Work to do:
Can you transcribe every line exactly and leave the pictures behind?

• • • •

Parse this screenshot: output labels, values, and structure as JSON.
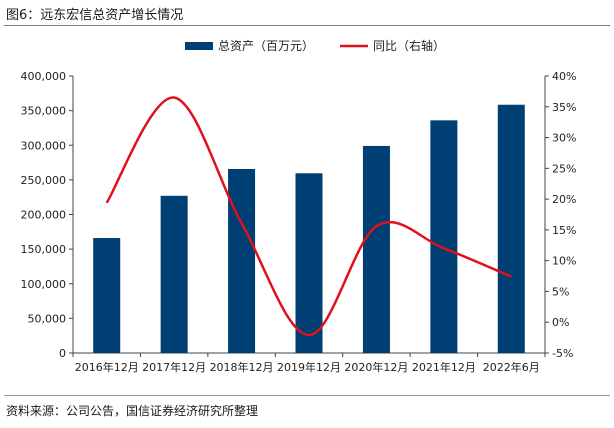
{
  "title": "图6：远东宏信总资产增长情况",
  "source": "资料来源：公司公告，国信证券经济研究所整理",
  "chart_data": {
    "type": "bar+line",
    "categories": [
      "2016年12月",
      "2017年12月",
      "2018年12月",
      "2019年12月",
      "2020年12月",
      "2021年12月",
      "2022年6月"
    ],
    "series": [
      {
        "name": "总资产（百万元）",
        "type": "bar",
        "axis": "left",
        "color": "#003f73",
        "values": [
          166000,
          227000,
          265700,
          259500,
          299000,
          336000,
          358500
        ]
      },
      {
        "name": "同比（右轴）",
        "type": "line",
        "axis": "right",
        "color": "#e0101e",
        "values": [
          19.4,
          36.5,
          16.1,
          -2.1,
          15.6,
          12.0,
          7.4
        ]
      }
    ],
    "left_axis": {
      "min": 0,
      "max": 400000,
      "ticks": [
        "0",
        "50,000",
        "100,000",
        "150,000",
        "200,000",
        "250,000",
        "300,000",
        "350,000",
        "400,000"
      ]
    },
    "right_axis": {
      "min": -5,
      "max": 40,
      "ticks": [
        "-5%",
        "0%",
        "5%",
        "10%",
        "15%",
        "20%",
        "25%",
        "30%",
        "35%",
        "40%"
      ]
    },
    "legend_position": "top-center",
    "grid": false
  }
}
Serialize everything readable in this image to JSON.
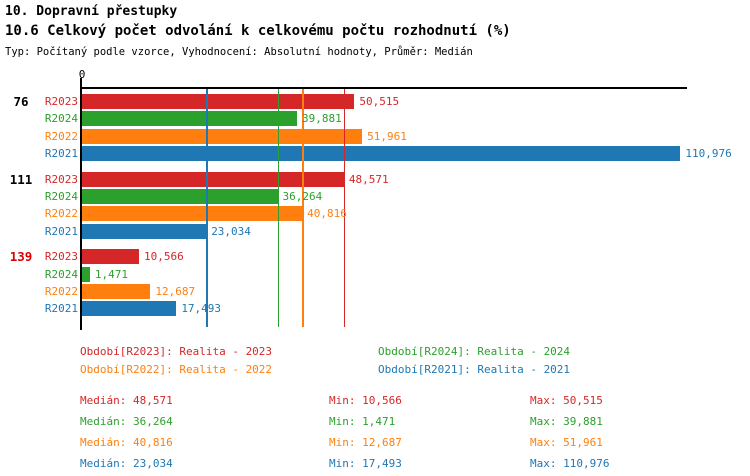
{
  "header": {
    "title": "10. Dopravní přestupky",
    "subtitle": "10.6 Celkový počet odvolání k celkovému počtu rozhodnutí (%)",
    "meta": "Typ: Počítaný podle vzorce, Vyhodnocení: Absolutní hodnoty, Průměr: Medián"
  },
  "colors": {
    "R2023": "#d62728",
    "R2024": "#2ca02c",
    "R2022": "#ff7f0e",
    "R2021": "#1f77b4",
    "axis": "#000000",
    "group_label_default": "#000000",
    "group_label_alert": "#dd0000"
  },
  "chart_data": {
    "type": "bar",
    "orientation": "horizontal",
    "axis_origin_label": "0",
    "series_order": [
      "R2023",
      "R2024",
      "R2022",
      "R2021"
    ],
    "groups": [
      {
        "label": "76",
        "label_color_key": "group_label_default",
        "bars": [
          {
            "series": "R2023",
            "value": 50.515,
            "display": "50,515"
          },
          {
            "series": "R2024",
            "value": 39.881,
            "display": "39,881"
          },
          {
            "series": "R2022",
            "value": 51.961,
            "display": "51,961"
          },
          {
            "series": "R2021",
            "value": 110.976,
            "display": "110,976"
          }
        ]
      },
      {
        "label": "111",
        "label_color_key": "group_label_default",
        "bars": [
          {
            "series": "R2023",
            "value": 48.571,
            "display": "48,571"
          },
          {
            "series": "R2024",
            "value": 36.264,
            "display": "36,264"
          },
          {
            "series": "R2022",
            "value": 40.816,
            "display": "40,816"
          },
          {
            "series": "R2021",
            "value": 23.034,
            "display": "23,034"
          }
        ]
      },
      {
        "label": "139",
        "label_color_key": "group_label_alert",
        "bars": [
          {
            "series": "R2023",
            "value": 10.566,
            "display": "10,566"
          },
          {
            "series": "R2024",
            "value": 1.471,
            "display": "1,471"
          },
          {
            "series": "R2022",
            "value": 12.687,
            "display": "12,687"
          },
          {
            "series": "R2021",
            "value": 17.493,
            "display": "17,493"
          }
        ]
      }
    ],
    "median_lines": [
      {
        "series": "R2023",
        "value": 48.571
      },
      {
        "series": "R2024",
        "value": 36.264
      },
      {
        "series": "R2022",
        "value": 40.816
      },
      {
        "series": "R2021",
        "value": 23.034
      }
    ],
    "x_max": 112.2,
    "grid": false,
    "legend_position": "bottom"
  },
  "legend": {
    "items": [
      {
        "series": "R2023",
        "text": "Období[R2023]: Realita - 2023"
      },
      {
        "series": "R2024",
        "text": "Období[R2024]: Realita - 2024"
      },
      {
        "series": "R2022",
        "text": "Období[R2022]: Realita - 2022"
      },
      {
        "series": "R2021",
        "text": "Období[R2021]: Realita - 2021"
      }
    ]
  },
  "stats": {
    "rows": [
      {
        "series": "R2023",
        "cells": [
          "Medián: 48,571",
          "Min: 10,566",
          "Max: 50,515"
        ]
      },
      {
        "series": "R2024",
        "cells": [
          "Medián: 36,264",
          "Min: 1,471",
          "Max: 39,881"
        ]
      },
      {
        "series": "R2022",
        "cells": [
          "Medián: 40,816",
          "Min: 12,687",
          "Max: 51,961"
        ]
      },
      {
        "series": "R2021",
        "cells": [
          "Medián: 23,034",
          "Min: 17,493",
          "Max: 110,976"
        ]
      }
    ]
  }
}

• • • •

Completed task:
Parse this screenshot: output labels, values, and structure as JSON.
{
  "title": "图6：远东宏信总资产增长情况",
  "source": "资料来源：公司公告，国信证券经济研究所整理",
  "chart_data": {
    "type": "bar+line",
    "categories": [
      "2016年12月",
      "2017年12月",
      "2018年12月",
      "2019年12月",
      "2020年12月",
      "2021年12月",
      "2022年6月"
    ],
    "series": [
      {
        "name": "总资产（百万元）",
        "type": "bar",
        "axis": "left",
        "color": "#003f73",
        "values": [
          166000,
          227000,
          265700,
          259500,
          299000,
          336000,
          358500
        ]
      },
      {
        "name": "同比（右轴）",
        "type": "line",
        "axis": "right",
        "color": "#e0101e",
        "values": [
          19.4,
          36.5,
          16.1,
          -2.1,
          15.6,
          12.0,
          7.4
        ]
      }
    ],
    "left_axis": {
      "min": 0,
      "max": 400000,
      "ticks": [
        "0",
        "50,000",
        "100,000",
        "150,000",
        "200,000",
        "250,000",
        "300,000",
        "350,000",
        "400,000"
      ]
    },
    "right_axis": {
      "min": -5,
      "max": 40,
      "ticks": [
        "-5%",
        "0%",
        "5%",
        "10%",
        "15%",
        "20%",
        "25%",
        "30%",
        "35%",
        "40%"
      ]
    },
    "legend_position": "top-center",
    "grid": false
  }
}
Serialize everything readable in this image to JSON.
{
  "header": {
    "title": "10. Dopravní přestupky",
    "subtitle": "10.6 Celkový počet odvolání k celkovému počtu rozhodnutí (%)",
    "meta": "Typ: Počítaný podle vzorce, Vyhodnocení: Absolutní hodnoty, Průměr: Medián"
  },
  "colors": {
    "R2023": "#d62728",
    "R2024": "#2ca02c",
    "R2022": "#ff7f0e",
    "R2021": "#1f77b4",
    "axis": "#000000",
    "group_label_default": "#000000",
    "group_label_alert": "#dd0000"
  },
  "chart_data": {
    "type": "bar",
    "orientation": "horizontal",
    "axis_origin_label": "0",
    "series_order": [
      "R2023",
      "R2024",
      "R2022",
      "R2021"
    ],
    "groups": [
      {
        "label": "76",
        "label_color_key": "group_label_default",
        "bars": [
          {
            "series": "R2023",
            "value": 50.515,
            "display": "50,515"
          },
          {
            "series": "R2024",
            "value": 39.881,
            "display": "39,881"
          },
          {
            "series": "R2022",
            "value": 51.961,
            "display": "51,961"
          },
          {
            "series": "R2021",
            "value": 110.976,
            "display": "110,976"
          }
        ]
      },
      {
        "label": "111",
        "label_color_key": "group_label_default",
        "bars": [
          {
            "series": "R2023",
            "value": 48.571,
            "display": "48,571"
          },
          {
            "series": "R2024",
            "value": 36.264,
            "display": "36,264"
          },
          {
            "series": "R2022",
            "value": 40.816,
            "display": "40,816"
          },
          {
            "series": "R2021",
            "value": 23.034,
            "display": "23,034"
          }
        ]
      },
      {
        "label": "139",
        "label_color_key": "group_label_alert",
        "bars": [
          {
            "series": "R2023",
            "value": 10.566,
            "display": "10,566"
          },
          {
            "series": "R2024",
            "value": 1.471,
            "display": "1,471"
          },
          {
            "series": "R2022",
            "value": 12.687,
            "display": "12,687"
          },
          {
            "series": "R2021",
            "value": 17.493,
            "display": "17,493"
          }
        ]
      }
    ],
    "median_lines": [
      {
        "series": "R2023",
        "value": 48.571
      },
      {
        "series": "R2024",
        "value": 36.264
      },
      {
        "series": "R2022",
        "value": 40.816
      },
      {
        "series": "R2021",
        "value": 23.034
      }
    ],
    "x_max": 112.2,
    "grid": false,
    "legend_position": "bottom"
  },
  "legend": {
    "items": [
      {
        "series": "R2023",
        "text": "Období[R2023]: Realita - 2023"
      },
      {
        "series": "R2024",
        "text": "Období[R2024]: Realita - 2024"
      },
      {
        "series": "R2022",
        "text": "Období[R2022]: Realita - 2022"
      },
      {
        "series": "R2021",
        "text": "Období[R2021]: Realita - 2021"
      }
    ]
  },
  "stats": {
    "rows": [
      {
        "series": "R2023",
        "cells": [
          "Medián: 48,571",
          "Min: 10,566",
          "Max: 50,515"
        ]
      },
      {
        "series": "R2024",
        "cells": [
          "Medián: 36,264",
          "Min: 1,471",
          "Max: 39,881"
        ]
      },
      {
        "series": "R2022",
        "cells": [
          "Medián: 40,816",
          "Min: 12,687",
          "Max: 51,961"
        ]
      },
      {
        "series": "R2021",
        "cells": [
          "Medián: 23,034",
          "Min: 17,493",
          "Max: 110,976"
        ]
      }
    ]
  }
}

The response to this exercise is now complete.